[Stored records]
▬▬▬
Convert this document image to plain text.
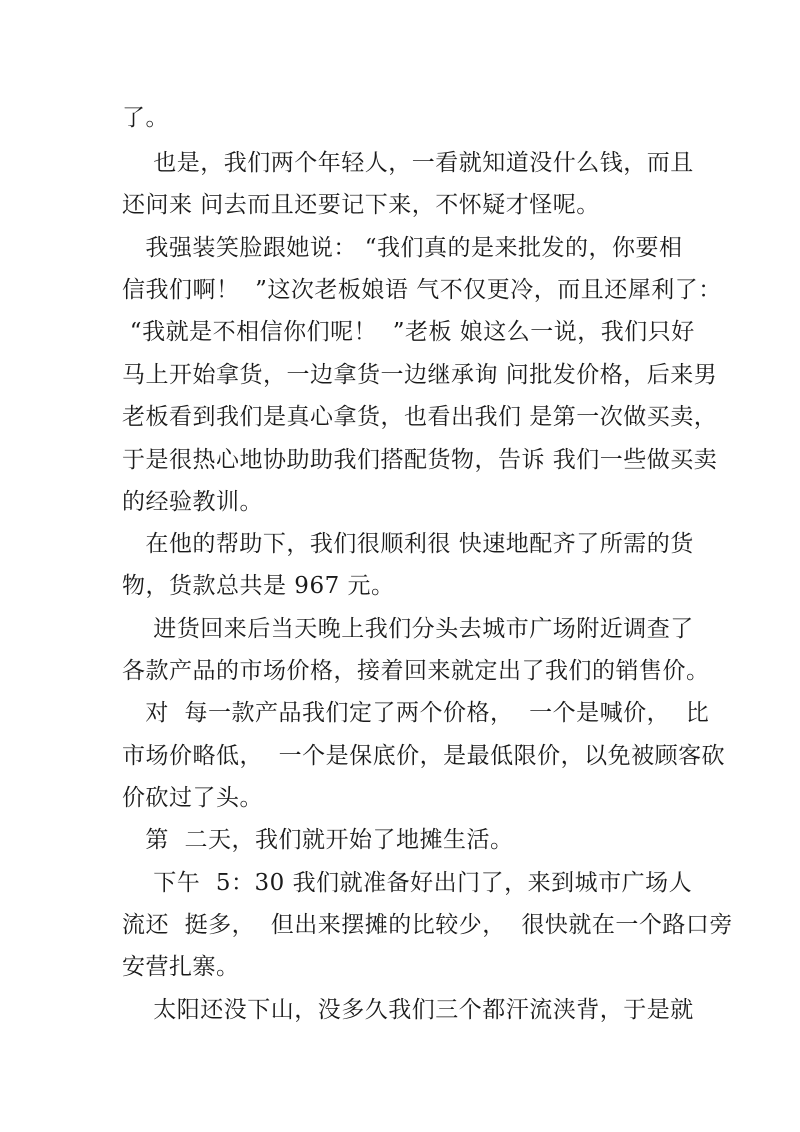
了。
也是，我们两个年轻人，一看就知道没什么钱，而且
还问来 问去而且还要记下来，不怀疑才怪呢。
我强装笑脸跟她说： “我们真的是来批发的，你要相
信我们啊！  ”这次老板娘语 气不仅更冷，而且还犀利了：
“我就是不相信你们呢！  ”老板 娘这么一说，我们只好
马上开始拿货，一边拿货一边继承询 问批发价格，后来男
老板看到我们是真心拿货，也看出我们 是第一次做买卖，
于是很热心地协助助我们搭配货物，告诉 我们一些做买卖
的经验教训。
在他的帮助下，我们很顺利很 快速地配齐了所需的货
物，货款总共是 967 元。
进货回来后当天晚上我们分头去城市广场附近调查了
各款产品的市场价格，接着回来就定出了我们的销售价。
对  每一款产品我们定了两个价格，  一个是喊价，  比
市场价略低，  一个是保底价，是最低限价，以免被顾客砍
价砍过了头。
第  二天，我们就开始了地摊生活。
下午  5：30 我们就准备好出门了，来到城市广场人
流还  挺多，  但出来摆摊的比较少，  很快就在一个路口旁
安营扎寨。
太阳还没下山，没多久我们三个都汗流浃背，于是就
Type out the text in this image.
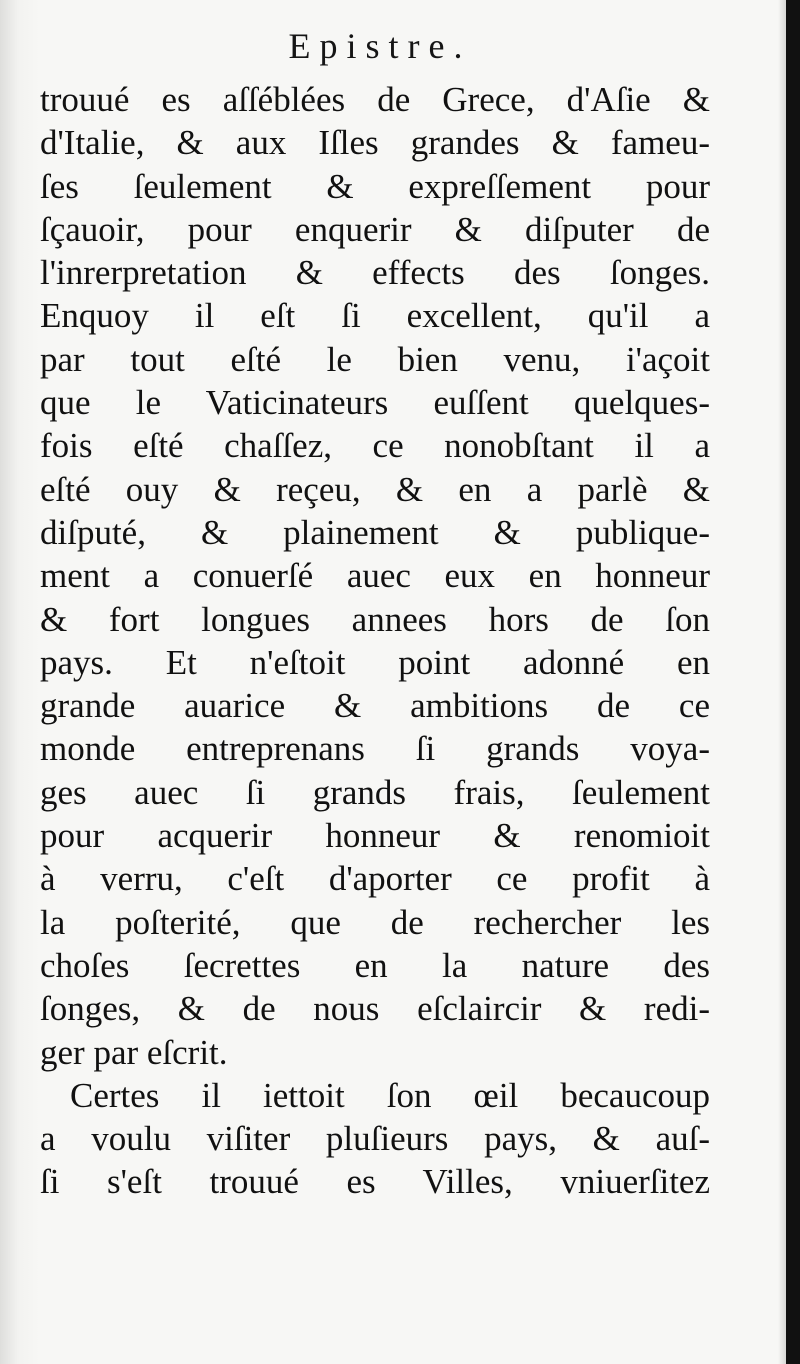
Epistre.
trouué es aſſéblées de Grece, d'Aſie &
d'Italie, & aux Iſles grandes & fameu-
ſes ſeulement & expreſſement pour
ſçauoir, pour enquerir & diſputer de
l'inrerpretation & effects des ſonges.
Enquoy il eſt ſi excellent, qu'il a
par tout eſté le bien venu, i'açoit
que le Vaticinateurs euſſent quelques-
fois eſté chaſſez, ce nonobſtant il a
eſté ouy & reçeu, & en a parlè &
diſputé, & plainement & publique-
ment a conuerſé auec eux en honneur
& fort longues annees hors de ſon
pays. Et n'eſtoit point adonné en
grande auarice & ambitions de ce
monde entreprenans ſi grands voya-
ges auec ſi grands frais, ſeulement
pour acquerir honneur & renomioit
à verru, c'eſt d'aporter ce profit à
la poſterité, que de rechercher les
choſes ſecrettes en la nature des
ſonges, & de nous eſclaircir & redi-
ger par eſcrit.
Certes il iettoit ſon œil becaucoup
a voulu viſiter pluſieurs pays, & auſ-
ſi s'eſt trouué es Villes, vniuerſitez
▬▬▬
- **YOUR GOAL**
Which lines contain "this"? Copy each of them.

- **OUTPUT BELOW**
Convert this document image to plain text.
Type out the text in this image.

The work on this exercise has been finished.